▶ INSTRUCTION: Restate the entire listing word for word.

· · ·

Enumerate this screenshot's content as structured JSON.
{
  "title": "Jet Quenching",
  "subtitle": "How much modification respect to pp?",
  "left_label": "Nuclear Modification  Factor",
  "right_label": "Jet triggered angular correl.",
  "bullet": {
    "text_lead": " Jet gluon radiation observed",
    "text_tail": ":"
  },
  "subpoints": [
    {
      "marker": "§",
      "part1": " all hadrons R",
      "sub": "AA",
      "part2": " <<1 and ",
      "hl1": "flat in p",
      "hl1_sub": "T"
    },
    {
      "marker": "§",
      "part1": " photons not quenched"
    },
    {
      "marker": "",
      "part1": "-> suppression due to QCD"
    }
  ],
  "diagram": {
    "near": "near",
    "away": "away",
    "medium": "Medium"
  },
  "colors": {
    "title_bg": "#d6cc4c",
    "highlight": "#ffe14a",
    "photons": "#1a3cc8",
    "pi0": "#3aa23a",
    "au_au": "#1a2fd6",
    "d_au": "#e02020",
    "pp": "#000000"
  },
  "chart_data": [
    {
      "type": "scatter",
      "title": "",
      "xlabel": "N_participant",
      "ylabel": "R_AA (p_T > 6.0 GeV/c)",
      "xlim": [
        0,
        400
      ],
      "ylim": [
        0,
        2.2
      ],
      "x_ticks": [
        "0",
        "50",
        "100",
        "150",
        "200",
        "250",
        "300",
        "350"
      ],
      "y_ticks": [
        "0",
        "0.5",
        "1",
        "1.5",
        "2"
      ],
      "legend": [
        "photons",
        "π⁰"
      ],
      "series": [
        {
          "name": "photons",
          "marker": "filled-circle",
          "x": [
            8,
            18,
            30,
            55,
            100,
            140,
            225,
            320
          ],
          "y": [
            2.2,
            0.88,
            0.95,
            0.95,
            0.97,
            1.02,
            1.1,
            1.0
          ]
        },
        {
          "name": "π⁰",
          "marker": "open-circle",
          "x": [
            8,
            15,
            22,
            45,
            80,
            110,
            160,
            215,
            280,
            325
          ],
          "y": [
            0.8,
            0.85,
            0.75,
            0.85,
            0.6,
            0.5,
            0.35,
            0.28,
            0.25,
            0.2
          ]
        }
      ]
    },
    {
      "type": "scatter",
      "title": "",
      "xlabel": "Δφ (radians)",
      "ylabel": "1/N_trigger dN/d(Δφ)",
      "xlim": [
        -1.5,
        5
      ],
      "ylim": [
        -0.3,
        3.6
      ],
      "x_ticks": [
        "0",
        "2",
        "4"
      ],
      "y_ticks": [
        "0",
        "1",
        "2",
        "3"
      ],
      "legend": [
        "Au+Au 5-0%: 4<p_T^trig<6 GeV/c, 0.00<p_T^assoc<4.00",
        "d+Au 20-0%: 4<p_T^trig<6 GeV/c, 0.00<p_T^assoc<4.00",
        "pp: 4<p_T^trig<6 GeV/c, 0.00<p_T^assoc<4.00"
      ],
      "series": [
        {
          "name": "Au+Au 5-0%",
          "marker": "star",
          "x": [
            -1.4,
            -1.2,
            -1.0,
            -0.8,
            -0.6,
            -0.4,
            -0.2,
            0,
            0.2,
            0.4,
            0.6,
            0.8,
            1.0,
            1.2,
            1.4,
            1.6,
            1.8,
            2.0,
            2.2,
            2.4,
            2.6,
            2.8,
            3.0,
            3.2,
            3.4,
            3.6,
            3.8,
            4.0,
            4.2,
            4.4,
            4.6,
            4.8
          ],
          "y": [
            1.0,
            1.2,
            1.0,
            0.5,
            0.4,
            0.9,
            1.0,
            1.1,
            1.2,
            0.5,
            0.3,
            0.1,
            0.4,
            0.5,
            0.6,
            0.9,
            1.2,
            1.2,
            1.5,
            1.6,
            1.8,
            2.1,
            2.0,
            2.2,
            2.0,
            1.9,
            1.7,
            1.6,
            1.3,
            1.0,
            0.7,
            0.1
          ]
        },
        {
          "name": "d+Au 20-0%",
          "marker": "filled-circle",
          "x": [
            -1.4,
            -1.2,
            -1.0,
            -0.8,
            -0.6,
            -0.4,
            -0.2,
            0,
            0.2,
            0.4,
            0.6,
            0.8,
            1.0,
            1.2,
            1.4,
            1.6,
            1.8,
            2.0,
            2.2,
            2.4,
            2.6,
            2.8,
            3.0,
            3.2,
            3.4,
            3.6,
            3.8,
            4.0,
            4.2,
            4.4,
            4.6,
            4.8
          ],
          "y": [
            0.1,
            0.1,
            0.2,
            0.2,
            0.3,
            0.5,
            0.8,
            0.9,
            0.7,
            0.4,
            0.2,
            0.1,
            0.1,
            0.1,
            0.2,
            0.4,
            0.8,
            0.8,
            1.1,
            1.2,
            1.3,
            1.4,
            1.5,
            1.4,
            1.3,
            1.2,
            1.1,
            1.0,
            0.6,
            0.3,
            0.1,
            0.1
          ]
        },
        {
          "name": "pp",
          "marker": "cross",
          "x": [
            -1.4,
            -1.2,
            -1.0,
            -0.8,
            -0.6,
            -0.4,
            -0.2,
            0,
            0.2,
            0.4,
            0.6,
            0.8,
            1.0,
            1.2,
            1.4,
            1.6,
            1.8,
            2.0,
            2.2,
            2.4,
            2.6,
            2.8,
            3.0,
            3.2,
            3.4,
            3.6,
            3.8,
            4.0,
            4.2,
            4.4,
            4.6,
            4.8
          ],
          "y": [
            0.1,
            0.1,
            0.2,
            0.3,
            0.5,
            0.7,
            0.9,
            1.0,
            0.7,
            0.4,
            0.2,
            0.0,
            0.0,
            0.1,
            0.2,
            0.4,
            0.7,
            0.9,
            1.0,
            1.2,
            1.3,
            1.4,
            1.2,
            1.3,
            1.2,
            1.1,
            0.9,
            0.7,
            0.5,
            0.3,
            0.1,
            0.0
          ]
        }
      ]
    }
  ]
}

· · ·

▶ RESULT OF THE EXERCISE:
Enumerate this screenshot's content as structured JSON.
{
  "title": "Jet Quenching",
  "subtitle": "How much modification respect to pp?",
  "left_label": "Nuclear Modification  Factor",
  "right_label": "Jet triggered angular correl.",
  "bullet": {
    "text_lead": " Jet gluon radiation observed",
    "text_tail": ":"
  },
  "subpoints": [
    {
      "marker": "§",
      "part1": " all hadrons R",
      "sub": "AA",
      "part2": " <<1 and ",
      "hl1": "flat in p",
      "hl1_sub": "T"
    },
    {
      "marker": "§",
      "part1": " photons not quenched"
    },
    {
      "marker": "",
      "part1": "-> suppression due to QCD"
    }
  ],
  "diagram": {
    "near": "near",
    "away": "away",
    "medium": "Medium"
  },
  "colors": {
    "title_bg": "#d6cc4c",
    "highlight": "#ffe14a",
    "photons": "#1a3cc8",
    "pi0": "#3aa23a",
    "au_au": "#1a2fd6",
    "d_au": "#e02020",
    "pp": "#000000"
  },
  "chart_data": [
    {
      "type": "scatter",
      "title": "",
      "xlabel": "N_participant",
      "ylabel": "R_AA (p_T > 6.0 GeV/c)",
      "xlim": [
        0,
        400
      ],
      "ylim": [
        0,
        2.2
      ],
      "x_ticks": [
        "0",
        "50",
        "100",
        "150",
        "200",
        "250",
        "300",
        "350"
      ],
      "y_ticks": [
        "0",
        "0.5",
        "1",
        "1.5",
        "2"
      ],
      "legend": [
        "photons",
        "π⁰"
      ],
      "series": [
        {
          "name": "photons",
          "marker": "filled-circle",
          "x": [
            8,
            18,
            30,
            55,
            100,
            140,
            225,
            320
          ],
          "y": [
            2.2,
            0.88,
            0.95,
            0.95,
            0.97,
            1.02,
            1.1,
            1.0
          ]
        },
        {
          "name": "π⁰",
          "marker": "open-circle",
          "x": [
            8,
            15,
            22,
            45,
            80,
            110,
            160,
            215,
            280,
            325
          ],
          "y": [
            0.8,
            0.85,
            0.75,
            0.85,
            0.6,
            0.5,
            0.35,
            0.28,
            0.25,
            0.2
          ]
        }
      ]
    },
    {
      "type": "scatter",
      "title": "",
      "xlabel": "Δφ (radians)",
      "ylabel": "1/N_trigger dN/d(Δφ)",
      "xlim": [
        -1.5,
        5
      ],
      "ylim": [
        -0.3,
        3.6
      ],
      "x_ticks": [
        "0",
        "2",
        "4"
      ],
      "y_ticks": [
        "0",
        "1",
        "2",
        "3"
      ],
      "legend": [
        "Au+Au 5-0%: 4<p_T^trig<6 GeV/c, 0.00<p_T^assoc<4.00",
        "d+Au 20-0%: 4<p_T^trig<6 GeV/c, 0.00<p_T^assoc<4.00",
        "pp: 4<p_T^trig<6 GeV/c, 0.00<p_T^assoc<4.00"
      ],
      "series": [
        {
          "name": "Au+Au 5-0%",
          "marker": "star",
          "x": [
            -1.4,
            -1.2,
            -1.0,
            -0.8,
            -0.6,
            -0.4,
            -0.2,
            0,
            0.2,
            0.4,
            0.6,
            0.8,
            1.0,
            1.2,
            1.4,
            1.6,
            1.8,
            2.0,
            2.2,
            2.4,
            2.6,
            2.8,
            3.0,
            3.2,
            3.4,
            3.6,
            3.8,
            4.0,
            4.2,
            4.4,
            4.6,
            4.8
          ],
          "y": [
            1.0,
            1.2,
            1.0,
            0.5,
            0.4,
            0.9,
            1.0,
            1.1,
            1.2,
            0.5,
            0.3,
            0.1,
            0.4,
            0.5,
            0.6,
            0.9,
            1.2,
            1.2,
            1.5,
            1.6,
            1.8,
            2.1,
            2.0,
            2.2,
            2.0,
            1.9,
            1.7,
            1.6,
            1.3,
            1.0,
            0.7,
            0.1
          ]
        },
        {
          "name": "d+Au 20-0%",
          "marker": "filled-circle",
          "x": [
            -1.4,
            -1.2,
            -1.0,
            -0.8,
            -0.6,
            -0.4,
            -0.2,
            0,
            0.2,
            0.4,
            0.6,
            0.8,
            1.0,
            1.2,
            1.4,
            1.6,
            1.8,
            2.0,
            2.2,
            2.4,
            2.6,
            2.8,
            3.0,
            3.2,
            3.4,
            3.6,
            3.8,
            4.0,
            4.2,
            4.4,
            4.6,
            4.8
          ],
          "y": [
            0.1,
            0.1,
            0.2,
            0.2,
            0.3,
            0.5,
            0.8,
            0.9,
            0.7,
            0.4,
            0.2,
            0.1,
            0.1,
            0.1,
            0.2,
            0.4,
            0.8,
            0.8,
            1.1,
            1.2,
            1.3,
            1.4,
            1.5,
            1.4,
            1.3,
            1.2,
            1.1,
            1.0,
            0.6,
            0.3,
            0.1,
            0.1
          ]
        },
        {
          "name": "pp",
          "marker": "cross",
          "x": [
            -1.4,
            -1.2,
            -1.0,
            -0.8,
            -0.6,
            -0.4,
            -0.2,
            0,
            0.2,
            0.4,
            0.6,
            0.8,
            1.0,
            1.2,
            1.4,
            1.6,
            1.8,
            2.0,
            2.2,
            2.4,
            2.6,
            2.8,
            3.0,
            3.2,
            3.4,
            3.6,
            3.8,
            4.0,
            4.2,
            4.4,
            4.6,
            4.8
          ],
          "y": [
            0.1,
            0.1,
            0.2,
            0.3,
            0.5,
            0.7,
            0.9,
            1.0,
            0.7,
            0.4,
            0.2,
            0.0,
            0.0,
            0.1,
            0.2,
            0.4,
            0.7,
            0.9,
            1.0,
            1.2,
            1.3,
            1.4,
            1.2,
            1.3,
            1.2,
            1.1,
            0.9,
            0.7,
            0.5,
            0.3,
            0.1,
            0.0
          ]
        }
      ]
    }
  ]
}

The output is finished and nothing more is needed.